[Goal] Pull every line of the entries that has the word "ylabel".
** begin Recorded data **
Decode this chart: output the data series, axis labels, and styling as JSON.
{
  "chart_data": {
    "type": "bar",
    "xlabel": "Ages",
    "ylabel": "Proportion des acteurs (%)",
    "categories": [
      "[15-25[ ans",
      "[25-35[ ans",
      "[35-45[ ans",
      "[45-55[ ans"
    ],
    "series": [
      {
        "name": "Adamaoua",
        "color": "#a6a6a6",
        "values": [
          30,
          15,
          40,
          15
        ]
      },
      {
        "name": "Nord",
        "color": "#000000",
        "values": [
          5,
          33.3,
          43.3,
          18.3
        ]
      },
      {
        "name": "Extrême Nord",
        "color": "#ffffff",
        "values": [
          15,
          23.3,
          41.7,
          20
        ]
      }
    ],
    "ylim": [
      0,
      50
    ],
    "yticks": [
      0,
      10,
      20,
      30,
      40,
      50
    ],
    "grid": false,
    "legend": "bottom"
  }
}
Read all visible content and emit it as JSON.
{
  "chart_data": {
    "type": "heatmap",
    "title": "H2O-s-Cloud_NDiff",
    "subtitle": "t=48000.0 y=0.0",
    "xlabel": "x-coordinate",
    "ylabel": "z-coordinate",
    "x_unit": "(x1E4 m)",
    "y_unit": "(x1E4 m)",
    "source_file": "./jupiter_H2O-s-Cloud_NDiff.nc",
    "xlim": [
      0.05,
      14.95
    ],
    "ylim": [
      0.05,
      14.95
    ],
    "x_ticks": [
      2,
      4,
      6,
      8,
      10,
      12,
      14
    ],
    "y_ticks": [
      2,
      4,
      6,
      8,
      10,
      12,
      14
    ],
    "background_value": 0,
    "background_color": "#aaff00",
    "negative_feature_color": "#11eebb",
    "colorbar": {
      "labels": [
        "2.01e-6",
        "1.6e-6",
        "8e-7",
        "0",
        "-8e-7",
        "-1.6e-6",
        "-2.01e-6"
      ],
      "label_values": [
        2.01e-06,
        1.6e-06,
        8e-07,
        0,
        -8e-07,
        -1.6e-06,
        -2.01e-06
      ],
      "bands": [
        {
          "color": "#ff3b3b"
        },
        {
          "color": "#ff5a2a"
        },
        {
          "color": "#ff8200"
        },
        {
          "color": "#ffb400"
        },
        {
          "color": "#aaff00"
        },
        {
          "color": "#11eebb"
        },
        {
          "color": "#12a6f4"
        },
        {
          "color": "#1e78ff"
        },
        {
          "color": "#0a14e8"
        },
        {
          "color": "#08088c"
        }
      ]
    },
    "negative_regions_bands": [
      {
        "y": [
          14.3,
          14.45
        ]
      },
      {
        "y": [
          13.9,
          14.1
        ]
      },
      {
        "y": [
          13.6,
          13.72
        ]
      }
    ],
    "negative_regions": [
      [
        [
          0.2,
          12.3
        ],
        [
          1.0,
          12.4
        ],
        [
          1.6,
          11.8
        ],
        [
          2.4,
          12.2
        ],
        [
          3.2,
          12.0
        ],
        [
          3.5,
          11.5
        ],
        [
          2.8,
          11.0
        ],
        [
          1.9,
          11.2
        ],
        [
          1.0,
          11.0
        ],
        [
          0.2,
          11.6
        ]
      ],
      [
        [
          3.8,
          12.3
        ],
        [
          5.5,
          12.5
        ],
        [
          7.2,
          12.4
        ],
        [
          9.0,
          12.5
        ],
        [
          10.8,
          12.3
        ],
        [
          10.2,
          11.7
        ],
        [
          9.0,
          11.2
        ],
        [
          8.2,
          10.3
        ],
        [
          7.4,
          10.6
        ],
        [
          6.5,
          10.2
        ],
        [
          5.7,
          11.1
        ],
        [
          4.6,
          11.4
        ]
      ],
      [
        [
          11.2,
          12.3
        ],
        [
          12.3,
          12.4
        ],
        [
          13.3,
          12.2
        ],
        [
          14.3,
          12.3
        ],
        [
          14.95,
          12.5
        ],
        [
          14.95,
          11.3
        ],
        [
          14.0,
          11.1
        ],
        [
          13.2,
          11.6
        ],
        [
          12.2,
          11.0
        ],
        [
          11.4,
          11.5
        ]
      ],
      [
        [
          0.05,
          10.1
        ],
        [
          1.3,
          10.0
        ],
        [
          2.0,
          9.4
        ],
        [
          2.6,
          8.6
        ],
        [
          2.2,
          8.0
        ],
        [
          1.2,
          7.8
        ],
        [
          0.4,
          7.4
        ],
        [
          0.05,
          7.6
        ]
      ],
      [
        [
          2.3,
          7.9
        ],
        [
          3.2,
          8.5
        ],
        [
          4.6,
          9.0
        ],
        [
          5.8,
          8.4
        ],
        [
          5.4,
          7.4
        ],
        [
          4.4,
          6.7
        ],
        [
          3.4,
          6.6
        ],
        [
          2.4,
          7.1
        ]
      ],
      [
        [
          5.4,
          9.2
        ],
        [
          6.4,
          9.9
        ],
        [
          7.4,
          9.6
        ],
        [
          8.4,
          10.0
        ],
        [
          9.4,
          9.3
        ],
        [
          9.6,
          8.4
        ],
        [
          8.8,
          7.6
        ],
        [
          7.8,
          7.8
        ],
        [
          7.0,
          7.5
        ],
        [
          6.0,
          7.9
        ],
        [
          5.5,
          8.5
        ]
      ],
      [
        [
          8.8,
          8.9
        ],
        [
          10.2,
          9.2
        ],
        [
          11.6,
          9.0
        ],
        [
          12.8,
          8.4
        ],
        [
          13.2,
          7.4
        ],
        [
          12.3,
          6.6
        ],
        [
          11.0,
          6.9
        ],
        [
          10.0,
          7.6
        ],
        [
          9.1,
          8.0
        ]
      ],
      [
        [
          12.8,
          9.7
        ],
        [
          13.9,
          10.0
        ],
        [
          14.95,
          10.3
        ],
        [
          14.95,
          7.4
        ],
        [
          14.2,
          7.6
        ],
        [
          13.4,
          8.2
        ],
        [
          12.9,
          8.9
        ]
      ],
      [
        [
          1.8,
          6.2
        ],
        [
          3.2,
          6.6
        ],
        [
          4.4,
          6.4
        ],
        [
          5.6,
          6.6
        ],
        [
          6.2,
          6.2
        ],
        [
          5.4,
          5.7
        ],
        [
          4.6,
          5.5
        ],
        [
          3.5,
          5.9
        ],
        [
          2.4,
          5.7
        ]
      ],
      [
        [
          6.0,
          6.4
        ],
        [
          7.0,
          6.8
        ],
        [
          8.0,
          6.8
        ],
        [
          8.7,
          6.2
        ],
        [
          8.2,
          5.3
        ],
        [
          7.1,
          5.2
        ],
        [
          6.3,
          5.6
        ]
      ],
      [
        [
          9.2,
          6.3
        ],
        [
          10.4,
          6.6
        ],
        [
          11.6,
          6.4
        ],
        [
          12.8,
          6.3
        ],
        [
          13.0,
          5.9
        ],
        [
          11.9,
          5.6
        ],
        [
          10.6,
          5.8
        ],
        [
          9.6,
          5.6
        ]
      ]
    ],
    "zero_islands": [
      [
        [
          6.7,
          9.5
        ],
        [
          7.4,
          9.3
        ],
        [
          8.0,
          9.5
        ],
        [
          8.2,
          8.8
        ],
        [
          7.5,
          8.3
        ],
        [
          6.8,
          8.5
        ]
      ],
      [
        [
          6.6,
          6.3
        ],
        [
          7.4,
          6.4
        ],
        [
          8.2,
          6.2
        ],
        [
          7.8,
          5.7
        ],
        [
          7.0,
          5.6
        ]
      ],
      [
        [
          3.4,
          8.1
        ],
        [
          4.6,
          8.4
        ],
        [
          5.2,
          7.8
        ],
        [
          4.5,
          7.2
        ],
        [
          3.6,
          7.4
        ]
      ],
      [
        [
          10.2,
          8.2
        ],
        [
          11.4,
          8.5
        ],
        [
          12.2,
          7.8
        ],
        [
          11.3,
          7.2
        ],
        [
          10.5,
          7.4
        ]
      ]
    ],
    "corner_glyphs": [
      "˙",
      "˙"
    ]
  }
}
** end Recorded data **
[Response for this exercise]
    "ylabel": "Proportion des acteurs (%)",
    "ylabel": "z-coordinate",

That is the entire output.